[Exercise requirements] Write the data below out exactly as it stands. Do not include the pictures.

— start of Listed records —

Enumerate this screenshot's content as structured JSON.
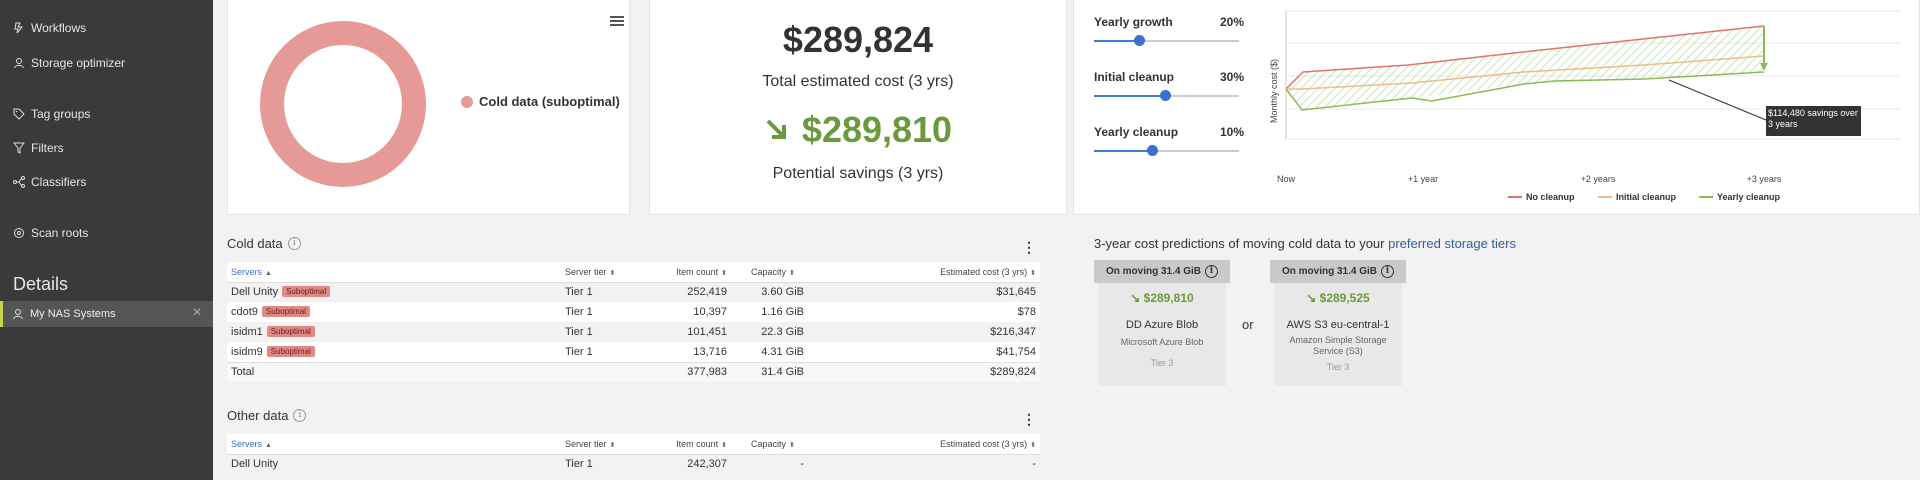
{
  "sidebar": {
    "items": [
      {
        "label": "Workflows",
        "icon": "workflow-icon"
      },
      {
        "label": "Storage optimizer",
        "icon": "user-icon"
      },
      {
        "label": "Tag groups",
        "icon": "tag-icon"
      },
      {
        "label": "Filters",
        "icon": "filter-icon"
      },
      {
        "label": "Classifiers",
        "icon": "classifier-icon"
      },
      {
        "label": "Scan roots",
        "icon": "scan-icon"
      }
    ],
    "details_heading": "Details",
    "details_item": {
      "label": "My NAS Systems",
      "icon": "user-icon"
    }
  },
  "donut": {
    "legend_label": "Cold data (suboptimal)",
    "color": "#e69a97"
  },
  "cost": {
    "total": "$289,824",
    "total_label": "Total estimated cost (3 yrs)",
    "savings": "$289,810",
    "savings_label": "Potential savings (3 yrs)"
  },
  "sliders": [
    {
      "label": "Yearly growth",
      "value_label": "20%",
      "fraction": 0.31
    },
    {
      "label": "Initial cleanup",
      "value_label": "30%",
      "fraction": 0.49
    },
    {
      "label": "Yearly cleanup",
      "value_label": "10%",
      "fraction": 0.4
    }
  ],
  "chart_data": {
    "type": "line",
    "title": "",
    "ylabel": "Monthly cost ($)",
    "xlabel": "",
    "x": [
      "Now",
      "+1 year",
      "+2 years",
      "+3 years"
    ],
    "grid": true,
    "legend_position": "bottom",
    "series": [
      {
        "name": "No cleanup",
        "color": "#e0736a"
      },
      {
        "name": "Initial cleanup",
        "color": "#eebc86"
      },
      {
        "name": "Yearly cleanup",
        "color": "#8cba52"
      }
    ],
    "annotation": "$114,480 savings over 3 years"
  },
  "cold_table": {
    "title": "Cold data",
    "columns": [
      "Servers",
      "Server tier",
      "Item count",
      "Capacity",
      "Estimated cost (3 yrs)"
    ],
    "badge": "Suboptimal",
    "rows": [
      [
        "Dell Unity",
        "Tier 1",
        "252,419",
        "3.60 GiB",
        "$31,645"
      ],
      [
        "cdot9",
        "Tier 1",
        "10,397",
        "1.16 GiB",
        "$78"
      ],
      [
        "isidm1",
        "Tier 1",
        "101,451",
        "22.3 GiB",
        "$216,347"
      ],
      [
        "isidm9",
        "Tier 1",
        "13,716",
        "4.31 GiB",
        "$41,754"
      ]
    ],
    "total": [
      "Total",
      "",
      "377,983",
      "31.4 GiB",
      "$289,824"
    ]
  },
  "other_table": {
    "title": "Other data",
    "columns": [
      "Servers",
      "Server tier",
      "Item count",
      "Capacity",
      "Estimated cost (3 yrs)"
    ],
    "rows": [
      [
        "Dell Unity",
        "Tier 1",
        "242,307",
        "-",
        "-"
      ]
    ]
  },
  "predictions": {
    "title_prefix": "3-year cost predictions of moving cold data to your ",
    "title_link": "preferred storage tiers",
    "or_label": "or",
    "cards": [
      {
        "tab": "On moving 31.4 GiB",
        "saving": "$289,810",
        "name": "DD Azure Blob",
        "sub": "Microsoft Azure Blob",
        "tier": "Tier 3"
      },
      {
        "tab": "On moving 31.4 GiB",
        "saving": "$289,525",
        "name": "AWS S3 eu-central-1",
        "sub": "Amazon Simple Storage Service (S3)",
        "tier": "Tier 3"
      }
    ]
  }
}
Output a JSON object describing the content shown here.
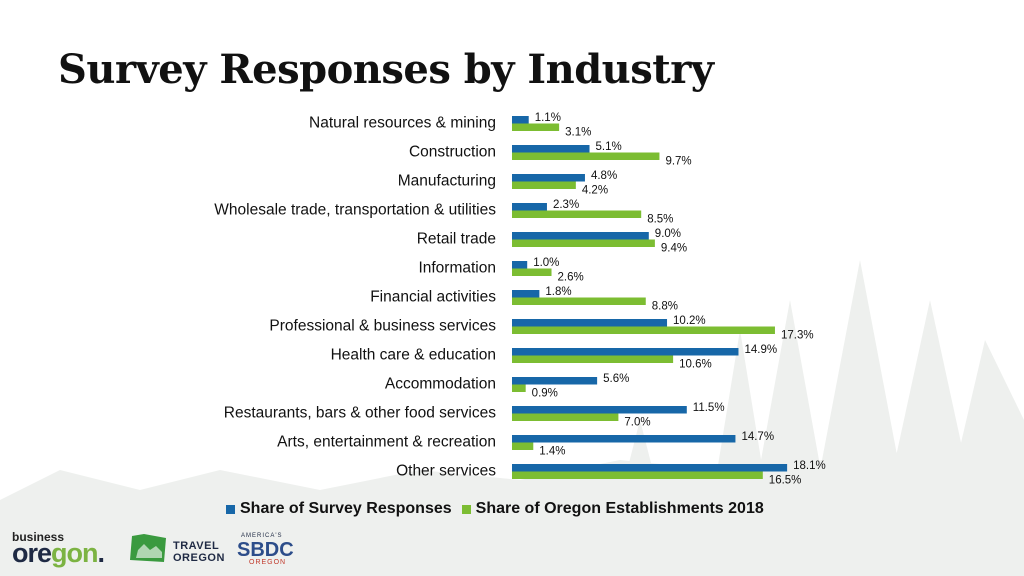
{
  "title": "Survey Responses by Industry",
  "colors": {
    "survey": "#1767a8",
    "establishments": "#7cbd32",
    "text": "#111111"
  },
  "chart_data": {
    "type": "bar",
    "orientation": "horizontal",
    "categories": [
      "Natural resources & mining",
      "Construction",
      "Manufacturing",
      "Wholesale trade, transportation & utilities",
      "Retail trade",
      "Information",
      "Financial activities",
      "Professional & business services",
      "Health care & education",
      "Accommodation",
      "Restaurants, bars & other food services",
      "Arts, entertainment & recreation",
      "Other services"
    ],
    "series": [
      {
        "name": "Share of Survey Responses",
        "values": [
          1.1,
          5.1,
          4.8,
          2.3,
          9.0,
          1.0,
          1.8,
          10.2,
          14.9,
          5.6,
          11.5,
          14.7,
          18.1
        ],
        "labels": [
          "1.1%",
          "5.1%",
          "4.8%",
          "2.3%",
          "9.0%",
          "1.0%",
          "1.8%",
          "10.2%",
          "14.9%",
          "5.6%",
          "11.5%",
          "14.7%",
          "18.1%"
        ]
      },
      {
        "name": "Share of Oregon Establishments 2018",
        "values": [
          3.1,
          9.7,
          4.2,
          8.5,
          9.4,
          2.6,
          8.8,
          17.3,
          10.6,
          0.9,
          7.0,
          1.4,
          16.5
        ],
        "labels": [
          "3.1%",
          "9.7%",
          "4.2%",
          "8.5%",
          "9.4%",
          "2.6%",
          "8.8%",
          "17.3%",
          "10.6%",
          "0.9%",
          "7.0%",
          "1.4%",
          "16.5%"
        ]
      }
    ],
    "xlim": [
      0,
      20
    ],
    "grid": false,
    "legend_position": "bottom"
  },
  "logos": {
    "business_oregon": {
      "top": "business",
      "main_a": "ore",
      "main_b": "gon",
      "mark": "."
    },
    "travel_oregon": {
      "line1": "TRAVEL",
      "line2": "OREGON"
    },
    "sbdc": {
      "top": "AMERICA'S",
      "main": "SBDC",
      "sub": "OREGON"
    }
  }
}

— end of Listed records —

[Answer to this problem]
Enumerate this screenshot's content as structured JSON.
{
  "sidebar": {
    "items": [
      {
        "label": "Workflows",
        "icon": "workflow-icon"
      },
      {
        "label": "Storage optimizer",
        "icon": "user-icon"
      },
      {
        "label": "Tag groups",
        "icon": "tag-icon"
      },
      {
        "label": "Filters",
        "icon": "filter-icon"
      },
      {
        "label": "Classifiers",
        "icon": "classifier-icon"
      },
      {
        "label": "Scan roots",
        "icon": "scan-icon"
      }
    ],
    "details_heading": "Details",
    "details_item": {
      "label": "My NAS Systems",
      "icon": "user-icon"
    }
  },
  "donut": {
    "legend_label": "Cold data (suboptimal)",
    "color": "#e69a97"
  },
  "cost": {
    "total": "$289,824",
    "total_label": "Total estimated cost (3 yrs)",
    "savings": "$289,810",
    "savings_label": "Potential savings (3 yrs)"
  },
  "sliders": [
    {
      "label": "Yearly growth",
      "value_label": "20%",
      "fraction": 0.31
    },
    {
      "label": "Initial cleanup",
      "value_label": "30%",
      "fraction": 0.49
    },
    {
      "label": "Yearly cleanup",
      "value_label": "10%",
      "fraction": 0.4
    }
  ],
  "chart_data": {
    "type": "line",
    "title": "",
    "ylabel": "Monthly cost ($)",
    "xlabel": "",
    "x": [
      "Now",
      "+1 year",
      "+2 years",
      "+3 years"
    ],
    "grid": true,
    "legend_position": "bottom",
    "series": [
      {
        "name": "No cleanup",
        "color": "#e0736a"
      },
      {
        "name": "Initial cleanup",
        "color": "#eebc86"
      },
      {
        "name": "Yearly cleanup",
        "color": "#8cba52"
      }
    ],
    "annotation": "$114,480 savings over 3 years"
  },
  "cold_table": {
    "title": "Cold data",
    "columns": [
      "Servers",
      "Server tier",
      "Item count",
      "Capacity",
      "Estimated cost (3 yrs)"
    ],
    "badge": "Suboptimal",
    "rows": [
      [
        "Dell Unity",
        "Tier 1",
        "252,419",
        "3.60 GiB",
        "$31,645"
      ],
      [
        "cdot9",
        "Tier 1",
        "10,397",
        "1.16 GiB",
        "$78"
      ],
      [
        "isidm1",
        "Tier 1",
        "101,451",
        "22.3 GiB",
        "$216,347"
      ],
      [
        "isidm9",
        "Tier 1",
        "13,716",
        "4.31 GiB",
        "$41,754"
      ]
    ],
    "total": [
      "Total",
      "",
      "377,983",
      "31.4 GiB",
      "$289,824"
    ]
  },
  "other_table": {
    "title": "Other data",
    "columns": [
      "Servers",
      "Server tier",
      "Item count",
      "Capacity",
      "Estimated cost (3 yrs)"
    ],
    "rows": [
      [
        "Dell Unity",
        "Tier 1",
        "242,307",
        "-",
        "-"
      ]
    ]
  },
  "predictions": {
    "title_prefix": "3-year cost predictions of moving cold data to your ",
    "title_link": "preferred storage tiers",
    "or_label": "or",
    "cards": [
      {
        "tab": "On moving 31.4 GiB",
        "saving": "$289,810",
        "name": "DD Azure Blob",
        "sub": "Microsoft Azure Blob",
        "tier": "Tier 3"
      },
      {
        "tab": "On moving 31.4 GiB",
        "saving": "$289,525",
        "name": "AWS S3 eu-central-1",
        "sub": "Amazon Simple Storage Service (S3)",
        "tier": "Tier 3"
      }
    ]
  }
}
Output a JSON object describing the content shown here.
{
  "title": "Survey Responses by Industry",
  "colors": {
    "survey": "#1767a8",
    "establishments": "#7cbd32",
    "text": "#111111"
  },
  "chart_data": {
    "type": "bar",
    "orientation": "horizontal",
    "categories": [
      "Natural resources & mining",
      "Construction",
      "Manufacturing",
      "Wholesale trade, transportation & utilities",
      "Retail trade",
      "Information",
      "Financial activities",
      "Professional & business services",
      "Health care & education",
      "Accommodation",
      "Restaurants, bars & other food services",
      "Arts, entertainment & recreation",
      "Other services"
    ],
    "series": [
      {
        "name": "Share of Survey Responses",
        "values": [
          1.1,
          5.1,
          4.8,
          2.3,
          9.0,
          1.0,
          1.8,
          10.2,
          14.9,
          5.6,
          11.5,
          14.7,
          18.1
        ],
        "labels": [
          "1.1%",
          "5.1%",
          "4.8%",
          "2.3%",
          "9.0%",
          "1.0%",
          "1.8%",
          "10.2%",
          "14.9%",
          "5.6%",
          "11.5%",
          "14.7%",
          "18.1%"
        ]
      },
      {
        "name": "Share of Oregon Establishments 2018",
        "values": [
          3.1,
          9.7,
          4.2,
          8.5,
          9.4,
          2.6,
          8.8,
          17.3,
          10.6,
          0.9,
          7.0,
          1.4,
          16.5
        ],
        "labels": [
          "3.1%",
          "9.7%",
          "4.2%",
          "8.5%",
          "9.4%",
          "2.6%",
          "8.8%",
          "17.3%",
          "10.6%",
          "0.9%",
          "7.0%",
          "1.4%",
          "16.5%"
        ]
      }
    ],
    "xlim": [
      0,
      20
    ],
    "grid": false,
    "legend_position": "bottom"
  },
  "logos": {
    "business_oregon": {
      "top": "business",
      "main_a": "ore",
      "main_b": "gon",
      "mark": "."
    },
    "travel_oregon": {
      "line1": "TRAVEL",
      "line2": "OREGON"
    },
    "sbdc": {
      "top": "AMERICA'S",
      "main": "SBDC",
      "sub": "OREGON"
    }
  }
}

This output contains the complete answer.